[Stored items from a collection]
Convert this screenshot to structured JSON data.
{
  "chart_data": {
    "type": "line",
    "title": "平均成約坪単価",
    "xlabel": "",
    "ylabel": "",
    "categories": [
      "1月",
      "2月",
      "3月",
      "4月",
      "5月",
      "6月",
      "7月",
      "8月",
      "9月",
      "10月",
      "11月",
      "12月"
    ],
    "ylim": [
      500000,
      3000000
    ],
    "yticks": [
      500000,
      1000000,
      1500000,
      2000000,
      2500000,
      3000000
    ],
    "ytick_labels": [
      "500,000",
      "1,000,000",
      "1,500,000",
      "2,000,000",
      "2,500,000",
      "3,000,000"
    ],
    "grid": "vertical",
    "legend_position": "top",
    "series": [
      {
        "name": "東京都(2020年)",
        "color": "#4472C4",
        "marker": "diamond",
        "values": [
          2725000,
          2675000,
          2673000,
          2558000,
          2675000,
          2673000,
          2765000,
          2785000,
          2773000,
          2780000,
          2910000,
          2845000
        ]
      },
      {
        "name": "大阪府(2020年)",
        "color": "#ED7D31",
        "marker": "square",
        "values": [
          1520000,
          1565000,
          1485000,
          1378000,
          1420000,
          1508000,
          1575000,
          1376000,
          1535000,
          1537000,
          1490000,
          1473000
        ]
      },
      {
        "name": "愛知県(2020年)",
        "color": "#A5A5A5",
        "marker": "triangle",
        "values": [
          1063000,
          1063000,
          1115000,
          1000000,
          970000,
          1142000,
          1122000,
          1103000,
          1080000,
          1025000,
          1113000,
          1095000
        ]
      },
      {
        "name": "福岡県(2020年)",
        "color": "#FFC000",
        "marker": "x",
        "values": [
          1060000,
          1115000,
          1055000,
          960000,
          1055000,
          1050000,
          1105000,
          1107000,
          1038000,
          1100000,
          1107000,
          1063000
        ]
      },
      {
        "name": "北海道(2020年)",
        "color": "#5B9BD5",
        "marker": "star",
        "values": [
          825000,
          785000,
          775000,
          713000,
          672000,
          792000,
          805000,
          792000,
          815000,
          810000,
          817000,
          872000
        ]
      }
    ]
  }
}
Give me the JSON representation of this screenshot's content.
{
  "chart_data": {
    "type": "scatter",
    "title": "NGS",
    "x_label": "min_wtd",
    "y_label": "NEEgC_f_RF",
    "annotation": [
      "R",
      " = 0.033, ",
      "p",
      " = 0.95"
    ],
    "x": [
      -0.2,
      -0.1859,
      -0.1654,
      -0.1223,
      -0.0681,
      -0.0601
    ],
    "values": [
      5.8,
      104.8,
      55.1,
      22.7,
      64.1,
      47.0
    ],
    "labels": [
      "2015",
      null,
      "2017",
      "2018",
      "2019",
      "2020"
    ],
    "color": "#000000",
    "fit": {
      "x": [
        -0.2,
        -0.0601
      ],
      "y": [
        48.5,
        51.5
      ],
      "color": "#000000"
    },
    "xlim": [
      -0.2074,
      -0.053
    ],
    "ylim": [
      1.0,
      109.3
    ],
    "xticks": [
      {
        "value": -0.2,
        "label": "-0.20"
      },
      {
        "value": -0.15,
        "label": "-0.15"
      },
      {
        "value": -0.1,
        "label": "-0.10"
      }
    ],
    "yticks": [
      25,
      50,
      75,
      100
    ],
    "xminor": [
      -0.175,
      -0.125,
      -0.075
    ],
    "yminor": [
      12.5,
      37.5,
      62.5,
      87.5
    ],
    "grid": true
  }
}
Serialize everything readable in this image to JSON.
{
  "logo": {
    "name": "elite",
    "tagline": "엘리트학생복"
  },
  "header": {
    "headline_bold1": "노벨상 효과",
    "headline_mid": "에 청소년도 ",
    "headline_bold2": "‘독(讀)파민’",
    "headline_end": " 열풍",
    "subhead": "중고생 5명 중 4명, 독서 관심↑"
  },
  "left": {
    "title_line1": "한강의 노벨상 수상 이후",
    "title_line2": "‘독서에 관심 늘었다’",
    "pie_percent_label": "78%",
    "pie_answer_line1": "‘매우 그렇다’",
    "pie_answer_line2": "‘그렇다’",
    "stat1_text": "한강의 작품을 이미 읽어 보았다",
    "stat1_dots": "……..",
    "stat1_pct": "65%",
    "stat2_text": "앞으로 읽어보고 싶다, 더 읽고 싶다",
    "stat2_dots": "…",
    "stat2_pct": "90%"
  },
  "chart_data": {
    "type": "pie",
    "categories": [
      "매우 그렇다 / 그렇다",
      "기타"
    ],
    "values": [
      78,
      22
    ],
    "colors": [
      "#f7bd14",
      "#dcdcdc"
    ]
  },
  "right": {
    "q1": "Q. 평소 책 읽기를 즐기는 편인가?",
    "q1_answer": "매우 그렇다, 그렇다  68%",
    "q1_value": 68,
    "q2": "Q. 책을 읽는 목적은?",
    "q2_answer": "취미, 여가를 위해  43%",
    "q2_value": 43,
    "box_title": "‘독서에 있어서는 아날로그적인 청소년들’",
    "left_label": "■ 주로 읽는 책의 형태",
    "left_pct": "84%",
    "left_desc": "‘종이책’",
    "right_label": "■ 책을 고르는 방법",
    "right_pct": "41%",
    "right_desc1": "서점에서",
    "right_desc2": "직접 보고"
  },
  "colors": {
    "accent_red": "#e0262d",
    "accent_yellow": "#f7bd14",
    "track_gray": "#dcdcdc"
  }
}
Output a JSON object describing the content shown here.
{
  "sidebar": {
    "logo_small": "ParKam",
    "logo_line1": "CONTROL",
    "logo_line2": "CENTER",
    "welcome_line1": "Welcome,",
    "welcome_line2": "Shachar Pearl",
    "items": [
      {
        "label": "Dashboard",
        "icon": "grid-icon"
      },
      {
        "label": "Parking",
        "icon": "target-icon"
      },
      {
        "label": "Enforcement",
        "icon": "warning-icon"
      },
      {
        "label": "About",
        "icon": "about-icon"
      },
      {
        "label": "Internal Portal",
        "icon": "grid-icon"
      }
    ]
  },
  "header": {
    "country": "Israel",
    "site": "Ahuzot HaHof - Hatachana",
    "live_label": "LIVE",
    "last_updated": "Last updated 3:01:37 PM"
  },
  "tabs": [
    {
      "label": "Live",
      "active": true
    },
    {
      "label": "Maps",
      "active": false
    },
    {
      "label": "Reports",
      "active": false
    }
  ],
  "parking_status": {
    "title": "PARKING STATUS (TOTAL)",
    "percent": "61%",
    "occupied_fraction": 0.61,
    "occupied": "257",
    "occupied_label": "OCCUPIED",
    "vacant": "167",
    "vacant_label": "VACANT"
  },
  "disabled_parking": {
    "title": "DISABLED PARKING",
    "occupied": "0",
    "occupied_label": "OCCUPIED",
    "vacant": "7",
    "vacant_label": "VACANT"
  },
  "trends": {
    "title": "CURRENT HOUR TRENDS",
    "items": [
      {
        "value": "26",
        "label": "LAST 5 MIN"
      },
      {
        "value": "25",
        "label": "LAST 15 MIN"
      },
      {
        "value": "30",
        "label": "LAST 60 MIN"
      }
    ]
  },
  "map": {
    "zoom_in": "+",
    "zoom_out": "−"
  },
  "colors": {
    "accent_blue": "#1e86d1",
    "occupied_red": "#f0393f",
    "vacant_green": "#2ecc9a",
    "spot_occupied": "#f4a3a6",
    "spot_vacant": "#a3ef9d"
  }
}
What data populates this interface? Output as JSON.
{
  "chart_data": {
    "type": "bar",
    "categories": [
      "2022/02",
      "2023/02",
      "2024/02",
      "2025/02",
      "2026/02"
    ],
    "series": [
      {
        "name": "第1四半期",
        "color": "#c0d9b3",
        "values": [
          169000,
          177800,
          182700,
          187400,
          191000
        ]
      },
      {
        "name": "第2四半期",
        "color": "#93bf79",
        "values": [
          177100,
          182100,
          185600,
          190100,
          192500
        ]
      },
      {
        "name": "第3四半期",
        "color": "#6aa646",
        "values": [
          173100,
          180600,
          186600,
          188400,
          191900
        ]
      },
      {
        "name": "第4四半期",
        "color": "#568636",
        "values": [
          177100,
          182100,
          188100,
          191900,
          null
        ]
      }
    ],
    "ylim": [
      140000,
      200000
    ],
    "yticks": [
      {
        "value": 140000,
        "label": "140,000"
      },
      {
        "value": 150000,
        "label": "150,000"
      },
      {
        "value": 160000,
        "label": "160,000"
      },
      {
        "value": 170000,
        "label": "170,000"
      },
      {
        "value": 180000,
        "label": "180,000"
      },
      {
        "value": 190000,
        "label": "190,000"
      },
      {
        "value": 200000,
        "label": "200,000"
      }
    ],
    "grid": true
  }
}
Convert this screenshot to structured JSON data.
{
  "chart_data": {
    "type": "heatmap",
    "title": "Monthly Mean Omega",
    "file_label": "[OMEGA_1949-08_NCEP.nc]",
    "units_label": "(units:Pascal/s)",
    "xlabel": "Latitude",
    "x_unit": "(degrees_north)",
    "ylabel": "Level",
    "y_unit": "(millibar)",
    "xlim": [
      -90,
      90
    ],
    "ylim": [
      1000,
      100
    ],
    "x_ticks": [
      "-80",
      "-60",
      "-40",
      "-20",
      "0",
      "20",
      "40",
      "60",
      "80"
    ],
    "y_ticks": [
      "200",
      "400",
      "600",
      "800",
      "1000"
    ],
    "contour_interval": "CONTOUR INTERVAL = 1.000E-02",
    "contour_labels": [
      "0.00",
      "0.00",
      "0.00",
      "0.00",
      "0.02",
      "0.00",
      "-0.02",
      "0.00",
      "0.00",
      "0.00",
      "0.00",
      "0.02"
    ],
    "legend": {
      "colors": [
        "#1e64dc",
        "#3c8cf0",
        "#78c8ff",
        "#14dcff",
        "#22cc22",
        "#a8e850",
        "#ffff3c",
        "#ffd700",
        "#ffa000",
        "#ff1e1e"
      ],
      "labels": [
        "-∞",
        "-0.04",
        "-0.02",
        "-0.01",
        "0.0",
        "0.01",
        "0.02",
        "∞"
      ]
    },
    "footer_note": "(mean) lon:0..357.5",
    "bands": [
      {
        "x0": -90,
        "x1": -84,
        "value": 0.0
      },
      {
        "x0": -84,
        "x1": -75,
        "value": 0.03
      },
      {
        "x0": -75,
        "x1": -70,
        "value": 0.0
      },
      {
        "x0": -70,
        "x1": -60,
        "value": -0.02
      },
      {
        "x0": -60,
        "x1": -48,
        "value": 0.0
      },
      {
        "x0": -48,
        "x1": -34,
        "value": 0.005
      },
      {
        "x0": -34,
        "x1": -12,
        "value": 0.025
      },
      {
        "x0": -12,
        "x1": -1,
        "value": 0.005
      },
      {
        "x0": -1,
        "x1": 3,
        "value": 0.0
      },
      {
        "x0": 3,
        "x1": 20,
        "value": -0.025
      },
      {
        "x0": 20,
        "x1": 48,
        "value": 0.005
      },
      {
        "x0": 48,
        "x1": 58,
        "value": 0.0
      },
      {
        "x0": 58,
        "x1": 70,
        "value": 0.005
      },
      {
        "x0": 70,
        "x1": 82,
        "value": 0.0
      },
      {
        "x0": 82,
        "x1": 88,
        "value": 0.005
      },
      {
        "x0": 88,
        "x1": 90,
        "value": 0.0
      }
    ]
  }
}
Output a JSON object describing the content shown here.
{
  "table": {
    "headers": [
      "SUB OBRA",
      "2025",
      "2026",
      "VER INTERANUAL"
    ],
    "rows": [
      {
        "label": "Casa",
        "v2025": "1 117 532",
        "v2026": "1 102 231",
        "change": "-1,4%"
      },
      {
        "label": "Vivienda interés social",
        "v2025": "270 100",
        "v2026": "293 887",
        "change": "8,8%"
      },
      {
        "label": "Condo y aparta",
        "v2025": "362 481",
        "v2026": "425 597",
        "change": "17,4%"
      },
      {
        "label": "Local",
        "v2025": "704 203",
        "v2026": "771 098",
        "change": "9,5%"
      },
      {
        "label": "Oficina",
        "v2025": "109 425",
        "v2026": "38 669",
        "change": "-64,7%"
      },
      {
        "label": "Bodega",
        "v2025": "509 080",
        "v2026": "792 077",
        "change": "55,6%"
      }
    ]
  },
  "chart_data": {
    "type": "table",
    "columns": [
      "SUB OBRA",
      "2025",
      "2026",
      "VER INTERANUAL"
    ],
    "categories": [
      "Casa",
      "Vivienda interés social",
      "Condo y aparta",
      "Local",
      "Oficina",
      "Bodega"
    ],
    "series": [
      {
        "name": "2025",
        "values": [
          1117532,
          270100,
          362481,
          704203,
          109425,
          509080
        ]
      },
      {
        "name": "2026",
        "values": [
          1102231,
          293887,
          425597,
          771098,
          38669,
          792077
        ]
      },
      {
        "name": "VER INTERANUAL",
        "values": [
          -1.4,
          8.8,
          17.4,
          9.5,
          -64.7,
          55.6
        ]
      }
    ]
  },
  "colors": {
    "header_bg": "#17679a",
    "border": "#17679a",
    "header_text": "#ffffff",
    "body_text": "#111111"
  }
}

(WORK TO COMPLETE) Look through the material above. Copy each line where the word "icon" appears.

(SOLUTION TO THE EXERCISE)
        "icon": "grid-icon"
        "icon": "target-icon"
        "icon": "warning-icon"
        "icon": "about-icon"
        "icon": "grid-icon"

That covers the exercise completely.